Items from a data source:
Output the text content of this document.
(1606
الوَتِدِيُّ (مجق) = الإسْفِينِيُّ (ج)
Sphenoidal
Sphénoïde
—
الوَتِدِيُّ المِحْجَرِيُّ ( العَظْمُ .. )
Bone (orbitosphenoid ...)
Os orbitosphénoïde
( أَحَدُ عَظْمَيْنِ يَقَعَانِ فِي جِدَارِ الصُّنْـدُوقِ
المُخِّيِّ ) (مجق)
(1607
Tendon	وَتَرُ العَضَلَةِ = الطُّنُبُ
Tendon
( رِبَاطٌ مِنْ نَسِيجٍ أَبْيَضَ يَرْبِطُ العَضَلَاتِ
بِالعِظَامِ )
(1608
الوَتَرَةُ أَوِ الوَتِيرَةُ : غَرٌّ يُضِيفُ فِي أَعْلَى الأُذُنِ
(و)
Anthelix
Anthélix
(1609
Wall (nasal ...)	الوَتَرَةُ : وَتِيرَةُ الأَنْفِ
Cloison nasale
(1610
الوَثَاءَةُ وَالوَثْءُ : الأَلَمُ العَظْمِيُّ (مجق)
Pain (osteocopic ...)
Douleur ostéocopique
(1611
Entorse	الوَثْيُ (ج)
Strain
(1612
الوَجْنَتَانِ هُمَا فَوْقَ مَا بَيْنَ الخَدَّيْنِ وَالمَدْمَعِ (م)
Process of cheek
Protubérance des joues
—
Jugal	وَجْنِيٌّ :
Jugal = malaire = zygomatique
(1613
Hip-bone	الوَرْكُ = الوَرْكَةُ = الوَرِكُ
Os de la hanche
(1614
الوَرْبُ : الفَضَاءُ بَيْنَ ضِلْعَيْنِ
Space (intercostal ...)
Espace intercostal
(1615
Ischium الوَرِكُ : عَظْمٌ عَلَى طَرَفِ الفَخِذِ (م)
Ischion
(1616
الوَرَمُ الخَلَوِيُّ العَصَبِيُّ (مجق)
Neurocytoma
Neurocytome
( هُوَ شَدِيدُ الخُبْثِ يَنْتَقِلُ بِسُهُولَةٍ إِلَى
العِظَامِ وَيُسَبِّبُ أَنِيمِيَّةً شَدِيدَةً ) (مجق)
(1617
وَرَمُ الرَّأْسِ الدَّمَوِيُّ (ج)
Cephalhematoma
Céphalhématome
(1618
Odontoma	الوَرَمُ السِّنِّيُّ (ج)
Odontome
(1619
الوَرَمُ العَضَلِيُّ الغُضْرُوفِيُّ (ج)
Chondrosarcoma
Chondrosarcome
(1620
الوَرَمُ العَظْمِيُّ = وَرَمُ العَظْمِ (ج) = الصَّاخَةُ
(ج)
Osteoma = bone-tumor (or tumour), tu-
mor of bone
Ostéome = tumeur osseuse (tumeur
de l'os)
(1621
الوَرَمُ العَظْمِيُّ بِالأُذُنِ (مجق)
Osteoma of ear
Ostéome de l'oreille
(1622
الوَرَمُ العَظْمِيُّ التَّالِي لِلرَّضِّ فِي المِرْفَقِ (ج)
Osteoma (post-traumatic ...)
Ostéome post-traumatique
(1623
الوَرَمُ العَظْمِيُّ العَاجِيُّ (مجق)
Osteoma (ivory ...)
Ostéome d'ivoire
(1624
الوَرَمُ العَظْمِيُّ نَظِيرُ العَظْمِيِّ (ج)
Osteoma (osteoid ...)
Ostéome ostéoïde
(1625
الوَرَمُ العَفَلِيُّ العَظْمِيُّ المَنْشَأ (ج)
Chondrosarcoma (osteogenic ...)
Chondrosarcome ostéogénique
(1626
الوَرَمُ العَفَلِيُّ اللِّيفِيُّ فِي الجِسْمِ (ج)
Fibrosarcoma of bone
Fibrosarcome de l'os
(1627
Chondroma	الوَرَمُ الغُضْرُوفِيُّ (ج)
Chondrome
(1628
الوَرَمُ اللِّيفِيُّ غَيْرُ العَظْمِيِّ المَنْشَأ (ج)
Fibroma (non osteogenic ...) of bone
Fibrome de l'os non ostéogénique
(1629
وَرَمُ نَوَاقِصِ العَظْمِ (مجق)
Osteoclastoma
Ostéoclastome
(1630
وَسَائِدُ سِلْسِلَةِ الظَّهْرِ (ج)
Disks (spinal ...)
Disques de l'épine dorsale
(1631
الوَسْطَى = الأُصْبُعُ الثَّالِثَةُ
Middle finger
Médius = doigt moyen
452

What to do:
All the entries must be retyped exactly.

Answer box:
Output the text content of this document.
(1606
الوَتِدِيُّ (مجق) = الإسْفِينِيُّ (ج)
Sphenoidal
Sphénoïde
—
الوَتِدِيُّ المِحْجَرِيُّ ( العَظْمُ .. )
Bone (orbitosphenoid ...)
Os orbitosphénoïde
( أَحَدُ عَظْمَيْنِ يَقَعَانِ فِي جِدَارِ الصُّنْـدُوقِ
المُخِّيِّ ) (مجق)
(1607
Tendon	وَتَرُ العَضَلَةِ = الطُّنُبُ
Tendon
( رِبَاطٌ مِنْ نَسِيجٍ أَبْيَضَ يَرْبِطُ العَضَلَاتِ
بِالعِظَامِ )
(1608
الوَتَرَةُ أَوِ الوَتِيرَةُ : غَرٌّ يُضِيفُ فِي أَعْلَى الأُذُنِ
(و)
Anthelix
Anthélix
(1609
Wall (nasal ...)	الوَتَرَةُ : وَتِيرَةُ الأَنْفِ
Cloison nasale
(1610
الوَثَاءَةُ وَالوَثْءُ : الأَلَمُ العَظْمِيُّ (مجق)
Pain (osteocopic ...)
Douleur ostéocopique
(1611
Entorse	الوَثْيُ (ج)
Strain
(1612
الوَجْنَتَانِ هُمَا فَوْقَ مَا بَيْنَ الخَدَّيْنِ وَالمَدْمَعِ (م)
Process of cheek
Protubérance des joues
—
Jugal	وَجْنِيٌّ :
Jugal = malaire = zygomatique
(1613
Hip-bone	الوَرْكُ = الوَرْكَةُ = الوَرِكُ
Os de la hanche
(1614
الوَرْبُ : الفَضَاءُ بَيْنَ ضِلْعَيْنِ
Space (intercostal ...)
Espace intercostal
(1615
Ischium الوَرِكُ : عَظْمٌ عَلَى طَرَفِ الفَخِذِ (م)
Ischion
(1616
الوَرَمُ الخَلَوِيُّ العَصَبِيُّ (مجق)
Neurocytoma
Neurocytome
( هُوَ شَدِيدُ الخُبْثِ يَنْتَقِلُ بِسُهُولَةٍ إِلَى
العِظَامِ وَيُسَبِّبُ أَنِيمِيَّةً شَدِيدَةً ) (مجق)
(1617
وَرَمُ الرَّأْسِ الدَّمَوِيُّ (ج)
Cephalhematoma
Céphalhématome
(1618
Odontoma	الوَرَمُ السِّنِّيُّ (ج)
Odontome
(1619
الوَرَمُ العَضَلِيُّ الغُضْرُوفِيُّ (ج)
Chondrosarcoma
Chondrosarcome
(1620
الوَرَمُ العَظْمِيُّ = وَرَمُ العَظْمِ (ج) = الصَّاخَةُ
(ج)
Osteoma = bone-tumor (or tumour), tu-
mor of bone
Ostéome = tumeur osseuse (tumeur
de l'os)
(1621
الوَرَمُ العَظْمِيُّ بِالأُذُنِ (مجق)
Osteoma of ear
Ostéome de l'oreille
(1622
الوَرَمُ العَظْمِيُّ التَّالِي لِلرَّضِّ فِي المِرْفَقِ (ج)
Osteoma (post-traumatic ...)
Ostéome post-traumatique
(1623
الوَرَمُ العَظْمِيُّ العَاجِيُّ (مجق)
Osteoma (ivory ...)
Ostéome d'ivoire
(1624
الوَرَمُ العَظْمِيُّ نَظِيرُ العَظْمِيِّ (ج)
Osteoma (osteoid ...)
Ostéome ostéoïde
(1625
الوَرَمُ العَفَلِيُّ العَظْمِيُّ المَنْشَأ (ج)
Chondrosarcoma (osteogenic ...)
Chondrosarcome ostéogénique
(1626
الوَرَمُ العَفَلِيُّ اللِّيفِيُّ فِي الجِسْمِ (ج)
Fibrosarcoma of bone
Fibrosarcome de l'os
(1627
Chondroma	الوَرَمُ الغُضْرُوفِيُّ (ج)
Chondrome
(1628
الوَرَمُ اللِّيفِيُّ غَيْرُ العَظْمِيِّ المَنْشَأ (ج)
Fibroma (non osteogenic ...) of bone
Fibrome de l'os non ostéogénique
(1629
وَرَمُ نَوَاقِصِ العَظْمِ (مجق)
Osteoclastoma
Ostéoclastome
(1630
وَسَائِدُ سِلْسِلَةِ الظَّهْرِ (ج)
Disks (spinal ...)
Disques de l'épine dorsale
(1631
الوَسْطَى = الأُصْبُعُ الثَّالِثَةُ
Middle finger
Médius = doigt moyen
452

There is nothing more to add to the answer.